# The request:
Count every line in the following entries where the word "detached" appears. Give the count alone.

# The data:

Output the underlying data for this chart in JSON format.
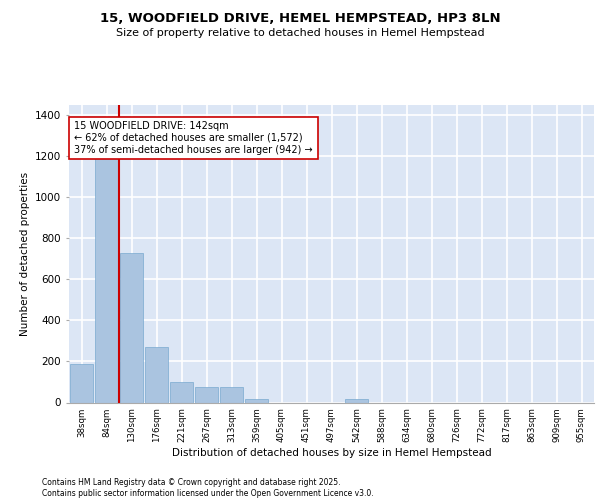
{
  "title_line1": "15, WOODFIELD DRIVE, HEMEL HEMPSTEAD, HP3 8LN",
  "title_line2": "Size of property relative to detached houses in Hemel Hempstead",
  "xlabel": "Distribution of detached houses by size in Hemel Hempstead",
  "ylabel": "Number of detached properties",
  "categories": [
    "38sqm",
    "84sqm",
    "130sqm",
    "176sqm",
    "221sqm",
    "267sqm",
    "313sqm",
    "359sqm",
    "405sqm",
    "451sqm",
    "497sqm",
    "542sqm",
    "588sqm",
    "634sqm",
    "680sqm",
    "726sqm",
    "772sqm",
    "817sqm",
    "863sqm",
    "909sqm",
    "955sqm"
  ],
  "values": [
    190,
    1190,
    730,
    270,
    100,
    75,
    75,
    15,
    0,
    0,
    0,
    15,
    0,
    0,
    0,
    0,
    0,
    0,
    0,
    0,
    0
  ],
  "bar_color": "#aac4e0",
  "bar_edge_color": "#7aaad0",
  "background_color": "#dce6f5",
  "grid_color": "#ffffff",
  "vline_color": "#cc0000",
  "annotation_text": "15 WOODFIELD DRIVE: 142sqm\n← 62% of detached houses are smaller (1,572)\n37% of semi-detached houses are larger (942) →",
  "annotation_box_color": "#ffffff",
  "annotation_box_edge": "#cc0000",
  "ylim": [
    0,
    1450
  ],
  "yticks": [
    0,
    200,
    400,
    600,
    800,
    1000,
    1200,
    1400
  ],
  "footer_line1": "Contains HM Land Registry data © Crown copyright and database right 2025.",
  "footer_line2": "Contains public sector information licensed under the Open Government Licence v3.0."
}
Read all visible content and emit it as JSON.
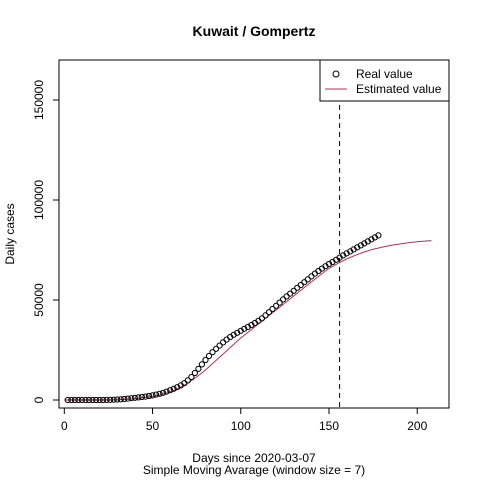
{
  "chart_data": {
    "type": "scatter",
    "title": "Kuwait / Gompertz",
    "xlabel": "Days since 2020-03-07",
    "subtitle": "Simple Moving Avarage (window size = 7)",
    "ylabel": "Daily cases",
    "xlim": [
      -3,
      218
    ],
    "ylim": [
      -4000,
      170000
    ],
    "xticks": [
      0,
      50,
      100,
      150,
      200
    ],
    "yticks": [
      0,
      50000,
      100000,
      150000
    ],
    "cutoff_x": 156,
    "legend": {
      "placement": "top-right",
      "entries": [
        "Real value",
        "Estimated value"
      ]
    },
    "colors": {
      "real": "#000000",
      "estimated": "#b03060"
    },
    "series": [
      {
        "name": "Real value",
        "style": "points",
        "x": [
          2,
          4,
          6,
          8,
          10,
          12,
          14,
          16,
          18,
          20,
          22,
          24,
          26,
          28,
          30,
          32,
          34,
          36,
          38,
          40,
          42,
          44,
          46,
          48,
          50,
          52,
          54,
          56,
          58,
          60,
          62,
          64,
          66,
          68,
          70,
          72,
          74,
          76,
          78,
          80,
          82,
          84,
          86,
          88,
          90,
          92,
          94,
          96,
          98,
          100,
          102,
          104,
          106,
          108,
          110,
          112,
          114,
          116,
          118,
          120,
          122,
          124,
          126,
          128,
          130,
          132,
          134,
          136,
          138,
          140,
          142,
          144,
          146,
          148,
          150,
          152,
          154,
          156,
          158,
          160,
          162,
          164,
          166,
          168,
          170,
          172,
          174,
          176,
          178
        ],
        "y": [
          0,
          0,
          0,
          0,
          0,
          0,
          0,
          0,
          0,
          0,
          0,
          50,
          100,
          150,
          250,
          350,
          500,
          700,
          900,
          1100,
          1300,
          1500,
          1700,
          2000,
          2300,
          2700,
          3100,
          3600,
          4200,
          4900,
          5600,
          6400,
          7300,
          8400,
          9800,
          11500,
          13500,
          15600,
          17800,
          20000,
          22000,
          23900,
          25600,
          27200,
          28800,
          30200,
          31500,
          32600,
          33600,
          34600,
          35600,
          36500,
          37500,
          38500,
          39600,
          40800,
          42300,
          43900,
          45500,
          47100,
          48700,
          50300,
          51800,
          53200,
          54600,
          56100,
          57500,
          58900,
          60300,
          61800,
          63200,
          64500,
          65700,
          66900,
          68000,
          69000,
          70100,
          71200,
          72300,
          73300,
          74300,
          75300,
          76300,
          77300,
          78300,
          79300,
          80300,
          81300,
          82300
        ]
      },
      {
        "name": "Estimated value",
        "style": "line",
        "x": [
          0,
          10,
          20,
          30,
          40,
          50,
          55,
          60,
          65,
          70,
          75,
          80,
          85,
          90,
          95,
          100,
          105,
          110,
          115,
          120,
          125,
          130,
          135,
          140,
          145,
          150,
          155,
          160,
          165,
          170,
          175,
          180,
          185,
          190,
          195,
          200,
          205,
          208
        ],
        "y": [
          0,
          0,
          20,
          150,
          600,
          1700,
          2700,
          4100,
          5900,
          8400,
          11500,
          15000,
          19000,
          23000,
          27000,
          31000,
          34500,
          38000,
          41500,
          45000,
          48500,
          52000,
          55500,
          59000,
          62500,
          65800,
          68300,
          70500,
          72400,
          74000,
          75400,
          76400,
          77300,
          78000,
          78600,
          79100,
          79500,
          79700
        ]
      }
    ]
  }
}
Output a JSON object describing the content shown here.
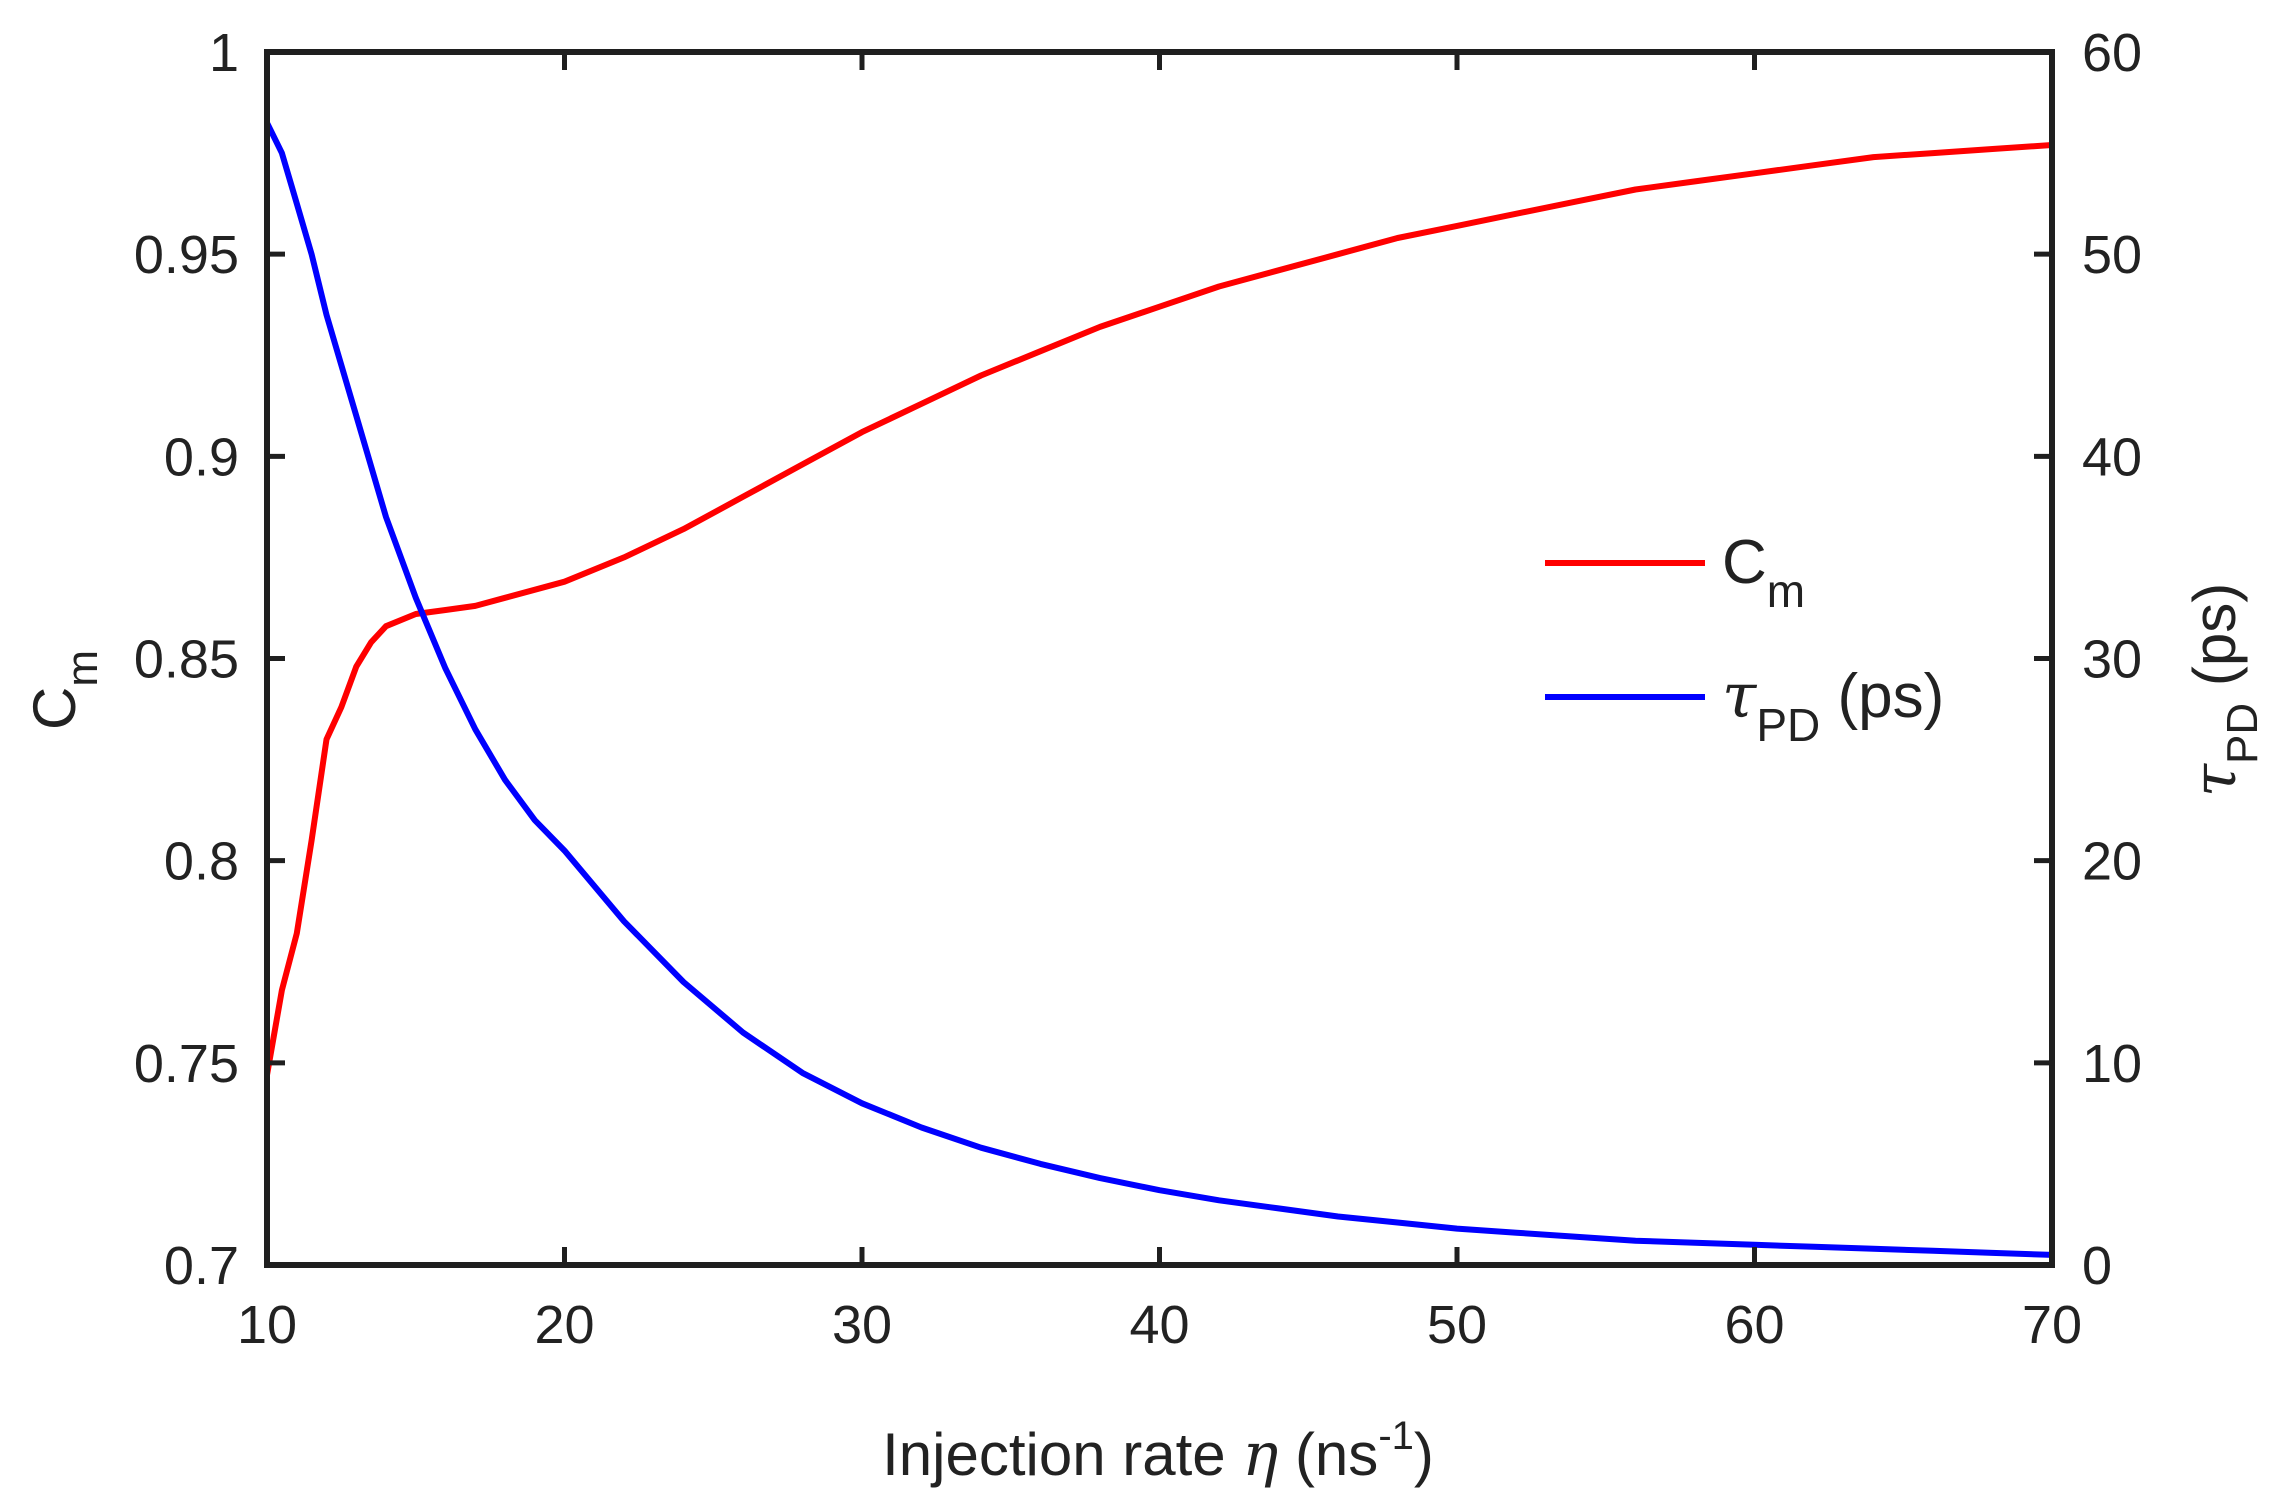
{
  "chart_data": {
    "type": "line",
    "title": "",
    "xlabel": "Injection rate",
    "xlabel_symbol": "η",
    "xlabel_unit_open": " (ns",
    "xlabel_unit_exp": "-1",
    "xlabel_unit_close": ")",
    "xlim": [
      10,
      70
    ],
    "x_ticks": [
      "10",
      "20",
      "30",
      "40",
      "50",
      "60",
      "70"
    ],
    "left_axis": {
      "label_main": "C",
      "label_sub": "m",
      "ylim": [
        0.7,
        1.0
      ],
      "ticks": [
        "0.7",
        "0.75",
        "0.8",
        "0.85",
        "0.9",
        "0.95",
        "1"
      ]
    },
    "right_axis": {
      "label_symbol": "τ",
      "label_sub": "PD",
      "label_unit": " (ps)",
      "ylim": [
        0,
        60
      ],
      "ticks": [
        "0",
        "10",
        "20",
        "30",
        "40",
        "50",
        "60"
      ]
    },
    "grid": false,
    "legend_position": "right-center",
    "series": [
      {
        "name": "C_m",
        "legend_main": "C",
        "legend_sub": "m",
        "legend_unit": "",
        "axis": "left",
        "color": "#ff0000",
        "x": [
          10,
          10.5,
          11,
          11.5,
          12,
          12.5,
          13,
          13.5,
          14,
          15,
          16,
          17,
          18,
          20,
          22,
          24,
          26,
          28,
          30,
          32,
          34,
          36,
          38,
          40,
          42,
          44,
          46,
          48,
          50,
          52,
          54,
          56,
          58,
          60,
          62,
          64,
          66,
          68,
          70
        ],
        "values": [
          0.747,
          0.768,
          0.782,
          0.805,
          0.83,
          0.838,
          0.848,
          0.854,
          0.858,
          0.861,
          0.862,
          0.863,
          0.865,
          0.869,
          0.875,
          0.882,
          0.89,
          0.898,
          0.906,
          0.913,
          0.92,
          0.926,
          0.932,
          0.937,
          0.942,
          0.946,
          0.95,
          0.954,
          0.957,
          0.96,
          0.963,
          0.966,
          0.968,
          0.97,
          0.972,
          0.974,
          0.975,
          0.976,
          0.977
        ]
      },
      {
        "name": "tau_PD (ps)",
        "legend_main": "τ",
        "legend_sub": "PD",
        "legend_unit": " (ps)",
        "axis": "right",
        "color": "#0000ff",
        "x": [
          10,
          10.5,
          11,
          11.5,
          12,
          12.5,
          13,
          14,
          15,
          16,
          17,
          18,
          19,
          20,
          22,
          24,
          26,
          28,
          30,
          32,
          34,
          36,
          38,
          40,
          42,
          44,
          46,
          48,
          50,
          52,
          54,
          56,
          58,
          60,
          62,
          64,
          66,
          68,
          70
        ],
        "values": [
          56.5,
          55.0,
          52.5,
          50.0,
          47.0,
          44.5,
          42.0,
          37.0,
          33.0,
          29.5,
          26.5,
          24.0,
          22.0,
          20.5,
          17.0,
          14.0,
          11.5,
          9.5,
          8.0,
          6.8,
          5.8,
          5.0,
          4.3,
          3.7,
          3.2,
          2.8,
          2.4,
          2.1,
          1.8,
          1.6,
          1.4,
          1.2,
          1.1,
          1.0,
          0.9,
          0.8,
          0.7,
          0.6,
          0.5
        ]
      }
    ]
  }
}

# Finished task:
4